### DOCUMENT
::::

Unlike previous studies, perceivers in the current study inferred emotion from several targets varying in their levels of self-reported emotional expressivity. We also asked targets to discuss both positive and negative content while being videotaped. We hypothesized that expressive targets would produce more affective cues than less expressive ones, but that this would vary depending on the valence of the content they discussed. Specifically, theories about social display rules suggested that expressive targets would produce more visual affective cues, such as emotional facial expressions, when experiencing negative affect (Hypothesis 2). By contrast, when discussing positive content, we predicted that all targets would produce high levels of positive visual cues, regardless of their levels of expressivity. However, in our prior work, target expressivity predicted higher levels of EA for both negative and positive affect, suggesting that expressive targets do provide more positive affective cues than less expressive targets, but that these cues may not be visual. Instead, given the importance of auditory and semantic information in predicting EA (Gesn & Ickes, 1999) we predicted that expressive targets would produce more auditory and semantic affective cues, such as emotional language, when experiencing positive affect (Hypothesis 3).

Target Expressivity Predicting EA Through Affective Cues

Finally, we examined the sources through which target expressivity would predict EA depending on informational conditions and valence. In general, we expected expressive targets’ affective readability to be mediated by their increased production of affective cues, but only under conditions in which they produce increased amounts of such cues. Specifically, we hypothesized that target expressivity would predict EA overall, but that this would be qualified by an interaction of expressivity and valence. That is, if expressive targets produced more visual affect cues only when discussing negative content, expressivity would predict EA in the visual only condition for negative, but not positive videos. Similarly, if expressive targets produce more auditory or verbal affect cues for positive content, then expressivity would predict EA in the auditory only condition for positive, but not negative videos (Hypothesis 4). Finally, we predicted that the effects on expressivity in each of these conditions would be driven by the cues that targets produced, and that target expressivity would predict EA through expressive targets’ production of negative visual and positive auditory affect cues (Hypothesis 5).

Method

The current study was comprised of two phases. In the first, we assembled a library of stimulus videotapes. For Phase 1— described in greater detail in Zaki et al. (2008, 2009)—targets (N = 14, 7 female, mean age = 26.5) participated in exchange for monetary compensation and signed informed consent as per the regulations of the Columbia University Institutional Review Board. Targets first completed the 16-item Berkeley Expressivity Questionnaire (BEQ; see Gross, 2000), a standard measure of emotional expressivity with high reliability and validity (J. Gross & John, 1997). After completing this questionnaire, targets were videotaped while discussing four positive and four negative emotional events from their lives. Within 30 min after they had discussed these events, targets watched the videotapes that had been made of them, and continuously rated how positive or negative they had felt while speaking, using a sliding Likert scale (on which 1 = “very negative” and 9 = “very positive”). This scale was similar to the affect rating “dial” used by Levenson and Ruef (1992), and allowed targets to update their affect ratings at any point during the video by moving an indicator along the scale. After rating each video, targets made summary judgments on a 9-point scale of how positive or negative and how aroused they had felt while speaking.

::::

### MATERIAL PROVIDED
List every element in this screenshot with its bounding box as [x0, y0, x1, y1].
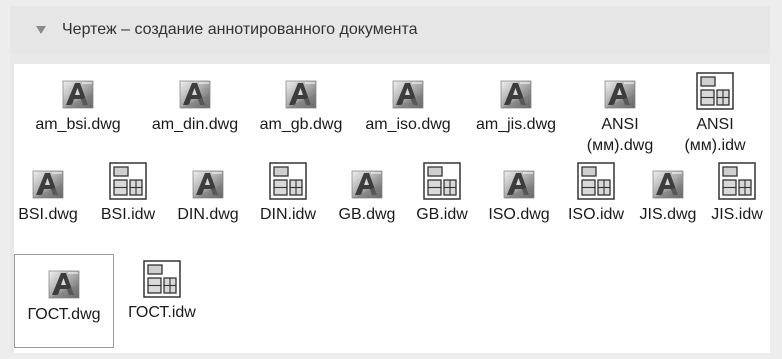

::::

### YOUR TASK
Continue the passage on target expressivity and emotion inference from the point where it stops. None of the material matters for this work.

### WRITTEN REPLY
Stimuli

Two targets did not consent to the use of their videotapes as stimuli, and one target showed inadequate variability in their affect ratings for meaningful analysis of EA. Of the remaining 88 videos collected from 11 targets, 40 were chosen to balance the number of negative and positive videos and the number of videos with male and female targets. Videos were also chosen such that both positive and negative clips, while differing in the overall valence, did not differ in their summary arousal ratings.

Phase 2 Protocol

Perceivers (N = 95) gave informed consent to participate in the next phase of the experiment in exchange for either payment or course credit. Perceivers completed the Balanced Emotional Empathy Scale (BEES), a standard measure of emotional empathy that assessed responders’ tendency to share the affect of others with high reliability and validity (Mehrabian, 1972). Perceivers were then randomized into one of three conditions in this between subjects design. All three conditions involved watching a series of 20 target videos. A pseudorandomized Latin square design ensured that perceivers saw an equal number of positive and negative videos, and that each video was viewed by an approximately equal number of perceivers. While watching these videos, perceivers used the same sliding Likert scale that targets had used to continuously rate how positive or negative they thought targets felt at each moment.

The groups into which perceivers were randomized differed only in the informational channels they had access to while judging target emotions. In the sound only condition, perceivers could hear, but not see, targets while inferring their emotions. In the visual only condition, perceivers could see, but not hear, targets. The visual and sound condition utilized data from perceivers in our previous study (Zaki et al., 2008), who could both see and hear targets. Because of equipment failure, data from one participant in the sound only condition and one participant in the visual only condition were unusable, leaving a total of 93 perceivers for subsequent analyses (30 in the visual only condition, 30 in the sound only condition, and 33 in the visual and sound condition).

Analysis of EA

Data reduction and time-series correlations were performed using Matlab 7.1 (Mathworks, Sherborn, MA). Affect-rating data were averaged across 5-s periods and each 5-s mean served as one point in subsequent time-series analyses. Perceivers’ ratings of target affect were then correlated with targets’ affect ratings. The resulting coefficients are referred to as accuracy for a given perceiver/ clip combination. This resulted in an accuracy score for each of 20 videos watched by each of the 93 perceivers (for a total of 1,860 correlation-based accuracy scores). All correlation coefficients were r to Z transformed to be normally distributed for subsequent analyses (transformed values of EA are used in all figures except Figure 2).

Figure 2.

Figure 2

Mean EA (represented by r scores) by condition. VS = visual-and-sound; VO = visual-only; SO = sound-only; EA = empathic accuracy.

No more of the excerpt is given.